DATA FOR REVIEW

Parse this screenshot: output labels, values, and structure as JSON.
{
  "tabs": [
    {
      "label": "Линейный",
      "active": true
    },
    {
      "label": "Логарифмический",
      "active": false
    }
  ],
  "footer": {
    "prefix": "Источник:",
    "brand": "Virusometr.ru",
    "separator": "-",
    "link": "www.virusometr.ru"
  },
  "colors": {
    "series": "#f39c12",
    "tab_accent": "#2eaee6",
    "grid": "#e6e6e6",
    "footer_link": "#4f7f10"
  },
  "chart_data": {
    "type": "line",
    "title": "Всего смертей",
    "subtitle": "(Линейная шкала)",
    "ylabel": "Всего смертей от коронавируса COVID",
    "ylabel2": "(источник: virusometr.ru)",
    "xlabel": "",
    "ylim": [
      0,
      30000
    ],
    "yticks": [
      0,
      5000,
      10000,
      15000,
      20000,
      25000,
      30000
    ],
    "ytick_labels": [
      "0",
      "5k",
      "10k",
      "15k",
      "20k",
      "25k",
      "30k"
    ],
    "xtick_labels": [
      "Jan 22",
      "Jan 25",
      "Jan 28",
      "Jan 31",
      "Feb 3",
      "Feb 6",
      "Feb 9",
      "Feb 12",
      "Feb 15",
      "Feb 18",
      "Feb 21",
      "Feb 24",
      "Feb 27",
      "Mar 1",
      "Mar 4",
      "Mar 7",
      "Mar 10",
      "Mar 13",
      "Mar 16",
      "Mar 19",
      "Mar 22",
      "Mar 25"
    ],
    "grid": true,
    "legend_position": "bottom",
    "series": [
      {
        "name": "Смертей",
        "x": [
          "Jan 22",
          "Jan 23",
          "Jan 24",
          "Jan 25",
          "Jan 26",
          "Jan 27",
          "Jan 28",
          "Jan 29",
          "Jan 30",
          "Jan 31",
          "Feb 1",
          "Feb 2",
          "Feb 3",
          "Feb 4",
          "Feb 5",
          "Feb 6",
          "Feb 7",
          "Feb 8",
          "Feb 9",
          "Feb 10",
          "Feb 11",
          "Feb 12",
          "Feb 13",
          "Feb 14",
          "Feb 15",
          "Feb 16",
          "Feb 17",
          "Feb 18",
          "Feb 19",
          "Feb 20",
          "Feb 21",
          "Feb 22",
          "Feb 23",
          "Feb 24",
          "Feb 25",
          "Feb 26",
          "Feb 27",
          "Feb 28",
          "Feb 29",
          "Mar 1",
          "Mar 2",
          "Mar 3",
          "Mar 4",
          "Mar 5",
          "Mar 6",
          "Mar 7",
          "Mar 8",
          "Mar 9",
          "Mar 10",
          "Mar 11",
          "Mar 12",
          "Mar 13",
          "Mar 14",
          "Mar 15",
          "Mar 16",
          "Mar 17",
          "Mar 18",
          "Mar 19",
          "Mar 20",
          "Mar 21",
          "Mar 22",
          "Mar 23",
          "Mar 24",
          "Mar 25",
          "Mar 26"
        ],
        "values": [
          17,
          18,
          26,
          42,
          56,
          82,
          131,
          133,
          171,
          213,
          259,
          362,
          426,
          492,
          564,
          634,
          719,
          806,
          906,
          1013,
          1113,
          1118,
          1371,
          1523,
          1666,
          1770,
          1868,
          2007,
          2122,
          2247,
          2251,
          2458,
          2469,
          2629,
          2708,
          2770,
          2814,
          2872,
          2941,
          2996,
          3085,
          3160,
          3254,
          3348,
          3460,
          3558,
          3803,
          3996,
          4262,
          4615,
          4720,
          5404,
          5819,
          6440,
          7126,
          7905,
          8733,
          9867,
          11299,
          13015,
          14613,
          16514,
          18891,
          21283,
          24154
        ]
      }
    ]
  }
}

WHAT TO PRODUCE
Give back the material above in its entirety, with every word intact.

RESPONSE BELOW
Parse this screenshot: output labels, values, and structure as JSON.
{
  "tabs": [
    {
      "label": "Линейный",
      "active": true
    },
    {
      "label": "Логарифмический",
      "active": false
    }
  ],
  "footer": {
    "prefix": "Источник:",
    "brand": "Virusometr.ru",
    "separator": "-",
    "link": "www.virusometr.ru"
  },
  "colors": {
    "series": "#f39c12",
    "tab_accent": "#2eaee6",
    "grid": "#e6e6e6",
    "footer_link": "#4f7f10"
  },
  "chart_data": {
    "type": "line",
    "title": "Всего смертей",
    "subtitle": "(Линейная шкала)",
    "ylabel": "Всего смертей от коронавируса COVID",
    "ylabel2": "(источник: virusometr.ru)",
    "xlabel": "",
    "ylim": [
      0,
      30000
    ],
    "yticks": [
      0,
      5000,
      10000,
      15000,
      20000,
      25000,
      30000
    ],
    "ytick_labels": [
      "0",
      "5k",
      "10k",
      "15k",
      "20k",
      "25k",
      "30k"
    ],
    "xtick_labels": [
      "Jan 22",
      "Jan 25",
      "Jan 28",
      "Jan 31",
      "Feb 3",
      "Feb 6",
      "Feb 9",
      "Feb 12",
      "Feb 15",
      "Feb 18",
      "Feb 21",
      "Feb 24",
      "Feb 27",
      "Mar 1",
      "Mar 4",
      "Mar 7",
      "Mar 10",
      "Mar 13",
      "Mar 16",
      "Mar 19",
      "Mar 22",
      "Mar 25"
    ],
    "grid": true,
    "legend_position": "bottom",
    "series": [
      {
        "name": "Смертей",
        "x": [
          "Jan 22",
          "Jan 23",
          "Jan 24",
          "Jan 25",
          "Jan 26",
          "Jan 27",
          "Jan 28",
          "Jan 29",
          "Jan 30",
          "Jan 31",
          "Feb 1",
          "Feb 2",
          "Feb 3",
          "Feb 4",
          "Feb 5",
          "Feb 6",
          "Feb 7",
          "Feb 8",
          "Feb 9",
          "Feb 10",
          "Feb 11",
          "Feb 12",
          "Feb 13",
          "Feb 14",
          "Feb 15",
          "Feb 16",
          "Feb 17",
          "Feb 18",
          "Feb 19",
          "Feb 20",
          "Feb 21",
          "Feb 22",
          "Feb 23",
          "Feb 24",
          "Feb 25",
          "Feb 26",
          "Feb 27",
          "Feb 28",
          "Feb 29",
          "Mar 1",
          "Mar 2",
          "Mar 3",
          "Mar 4",
          "Mar 5",
          "Mar 6",
          "Mar 7",
          "Mar 8",
          "Mar 9",
          "Mar 10",
          "Mar 11",
          "Mar 12",
          "Mar 13",
          "Mar 14",
          "Mar 15",
          "Mar 16",
          "Mar 17",
          "Mar 18",
          "Mar 19",
          "Mar 20",
          "Mar 21",
          "Mar 22",
          "Mar 23",
          "Mar 24",
          "Mar 25",
          "Mar 26"
        ],
        "values": [
          17,
          18,
          26,
          42,
          56,
          82,
          131,
          133,
          171,
          213,
          259,
          362,
          426,
          492,
          564,
          634,
          719,
          806,
          906,
          1013,
          1113,
          1118,
          1371,
          1523,
          1666,
          1770,
          1868,
          2007,
          2122,
          2247,
          2251,
          2458,
          2469,
          2629,
          2708,
          2770,
          2814,
          2872,
          2941,
          2996,
          3085,
          3160,
          3254,
          3348,
          3460,
          3558,
          3803,
          3996,
          4262,
          4615,
          4720,
          5404,
          5819,
          6440,
          7126,
          7905,
          8733,
          9867,
          11299,
          13015,
          14613,
          16514,
          18891,
          21283,
          24154
        ]
      }
    ]
  }
}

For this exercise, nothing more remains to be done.